Haber metni
+ + + +
Oktar operasyonu kapsamında 6 şüpheli ölüm yeniden inceleniyor
Oktar ve örgütüne yönelik soruşturmada şimdi üç şüpheli ölüm dosyası yeniden açılıyor. Bununla birlikte polis 3 kadının intihar olayını da Oktar ve örgütüyle ilgili olabileceği şüphesiyle incelemeye almıştı.
DUVAR - Adnan Oktar ve adamlarına yönelik suç örgütü soruşturmasında yeni gelişmeler yaşanıyor. 80’li ve 90’lı yıllarda şüpheli görülen iki intihar ve bir cinayet dosyası, raftan indirilerek Adnan Oktar ile olan bağı incelenmeye başladı. Geçen temmuz ayında Adnan Oktar ve adamlarına yönelik düzenlenen operasyonda 167 kişi tutuklanırken dosyalarla ilgili çok yönlü soruşturmalar başlatılmıştı.
+ + + +
Çıkarılan veri kayıtları
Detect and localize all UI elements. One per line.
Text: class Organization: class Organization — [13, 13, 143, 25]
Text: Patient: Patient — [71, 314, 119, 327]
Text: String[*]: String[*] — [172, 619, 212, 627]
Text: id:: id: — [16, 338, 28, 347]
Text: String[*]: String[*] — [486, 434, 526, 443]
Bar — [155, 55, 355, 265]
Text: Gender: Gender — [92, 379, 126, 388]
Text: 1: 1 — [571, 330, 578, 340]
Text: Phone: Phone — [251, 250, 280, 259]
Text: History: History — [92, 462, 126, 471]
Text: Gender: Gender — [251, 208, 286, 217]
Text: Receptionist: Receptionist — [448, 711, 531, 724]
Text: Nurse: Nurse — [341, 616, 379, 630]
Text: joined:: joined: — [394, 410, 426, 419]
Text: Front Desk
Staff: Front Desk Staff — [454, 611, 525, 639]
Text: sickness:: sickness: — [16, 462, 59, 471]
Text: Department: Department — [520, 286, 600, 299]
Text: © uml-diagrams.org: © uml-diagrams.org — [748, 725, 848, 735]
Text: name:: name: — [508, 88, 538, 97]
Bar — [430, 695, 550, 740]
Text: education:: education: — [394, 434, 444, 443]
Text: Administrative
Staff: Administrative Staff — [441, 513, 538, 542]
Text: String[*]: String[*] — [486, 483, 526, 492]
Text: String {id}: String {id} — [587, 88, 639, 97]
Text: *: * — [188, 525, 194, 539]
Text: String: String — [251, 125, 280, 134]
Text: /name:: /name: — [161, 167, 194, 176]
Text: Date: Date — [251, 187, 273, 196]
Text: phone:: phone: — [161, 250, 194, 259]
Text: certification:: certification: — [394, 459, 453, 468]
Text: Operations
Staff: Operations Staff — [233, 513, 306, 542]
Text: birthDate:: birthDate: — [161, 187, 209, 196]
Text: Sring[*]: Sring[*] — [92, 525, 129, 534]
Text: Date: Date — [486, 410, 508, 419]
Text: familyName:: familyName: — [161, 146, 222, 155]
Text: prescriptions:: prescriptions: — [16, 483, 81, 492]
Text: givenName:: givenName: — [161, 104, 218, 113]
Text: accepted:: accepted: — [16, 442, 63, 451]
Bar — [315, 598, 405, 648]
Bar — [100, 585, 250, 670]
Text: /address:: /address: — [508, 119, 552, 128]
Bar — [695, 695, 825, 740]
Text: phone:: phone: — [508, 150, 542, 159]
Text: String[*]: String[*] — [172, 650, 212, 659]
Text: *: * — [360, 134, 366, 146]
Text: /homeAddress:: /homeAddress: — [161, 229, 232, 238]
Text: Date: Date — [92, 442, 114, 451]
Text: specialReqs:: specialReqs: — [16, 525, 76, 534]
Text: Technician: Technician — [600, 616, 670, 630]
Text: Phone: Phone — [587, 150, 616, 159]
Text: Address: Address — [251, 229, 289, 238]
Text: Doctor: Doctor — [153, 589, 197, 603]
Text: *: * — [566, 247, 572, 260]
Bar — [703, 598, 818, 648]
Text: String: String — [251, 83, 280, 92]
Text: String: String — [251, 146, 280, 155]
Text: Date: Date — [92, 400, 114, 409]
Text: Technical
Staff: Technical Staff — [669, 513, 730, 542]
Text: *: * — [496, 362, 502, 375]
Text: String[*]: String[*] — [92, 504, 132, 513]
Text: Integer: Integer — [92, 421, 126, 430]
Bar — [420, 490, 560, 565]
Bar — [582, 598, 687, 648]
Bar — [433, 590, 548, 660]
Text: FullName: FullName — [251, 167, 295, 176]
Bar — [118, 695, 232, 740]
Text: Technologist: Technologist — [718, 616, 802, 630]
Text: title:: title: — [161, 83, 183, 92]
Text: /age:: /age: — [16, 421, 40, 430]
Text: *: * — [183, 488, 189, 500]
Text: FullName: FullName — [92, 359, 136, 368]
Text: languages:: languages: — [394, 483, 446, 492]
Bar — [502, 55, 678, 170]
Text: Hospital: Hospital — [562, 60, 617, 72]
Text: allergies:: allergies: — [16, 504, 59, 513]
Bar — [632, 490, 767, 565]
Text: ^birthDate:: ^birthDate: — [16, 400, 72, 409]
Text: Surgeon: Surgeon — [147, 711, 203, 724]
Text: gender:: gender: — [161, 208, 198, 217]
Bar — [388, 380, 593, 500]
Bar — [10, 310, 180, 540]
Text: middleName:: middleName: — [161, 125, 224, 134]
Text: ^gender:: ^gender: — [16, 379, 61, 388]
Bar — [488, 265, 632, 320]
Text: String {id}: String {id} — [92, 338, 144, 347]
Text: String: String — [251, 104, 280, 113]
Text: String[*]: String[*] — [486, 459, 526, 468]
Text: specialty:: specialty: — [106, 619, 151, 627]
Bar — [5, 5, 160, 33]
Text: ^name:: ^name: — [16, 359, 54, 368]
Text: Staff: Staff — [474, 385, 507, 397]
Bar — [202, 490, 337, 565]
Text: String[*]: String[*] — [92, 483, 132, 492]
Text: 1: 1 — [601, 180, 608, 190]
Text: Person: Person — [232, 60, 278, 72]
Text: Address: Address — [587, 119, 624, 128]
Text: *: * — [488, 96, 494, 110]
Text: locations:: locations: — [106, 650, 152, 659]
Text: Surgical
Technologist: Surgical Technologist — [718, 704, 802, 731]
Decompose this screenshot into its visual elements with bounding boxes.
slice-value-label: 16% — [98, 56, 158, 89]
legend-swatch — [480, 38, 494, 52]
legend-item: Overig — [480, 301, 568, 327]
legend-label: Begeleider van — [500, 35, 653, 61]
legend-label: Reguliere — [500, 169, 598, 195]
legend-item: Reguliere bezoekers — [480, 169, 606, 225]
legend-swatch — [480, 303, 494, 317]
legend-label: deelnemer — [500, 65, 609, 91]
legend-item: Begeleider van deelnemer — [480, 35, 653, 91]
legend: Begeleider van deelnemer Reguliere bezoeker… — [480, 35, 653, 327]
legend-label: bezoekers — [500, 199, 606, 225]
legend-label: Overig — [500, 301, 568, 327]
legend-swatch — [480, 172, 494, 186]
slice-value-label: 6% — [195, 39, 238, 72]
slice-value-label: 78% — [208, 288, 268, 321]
+ + + +
Alıştırmanın amacı
Haber metninde "Oktar operasyonu kapsamında" sözcüklerinin geçtiği yerden başlayıp "şüphesiyle incelemeye almıştı." ile biten bölümü aynen yazdırın. Kayıtların bu çalışmayla hiçbir ilgisi yoktur.

Çözümlü alıştırma
Oktar operasyonu kapsamında 6 şüpheli ölüm yeniden inceleniyor
Oktar ve örgütüne yönelik soruşturmada şimdi üç şüpheli ölüm dosyası yeniden açılıyor. Bununla birlikte polis 3 kadının intihar olayını da Oktar ve örgütüyle ilgili olabileceği şüphesiyle incelemeye almıştı.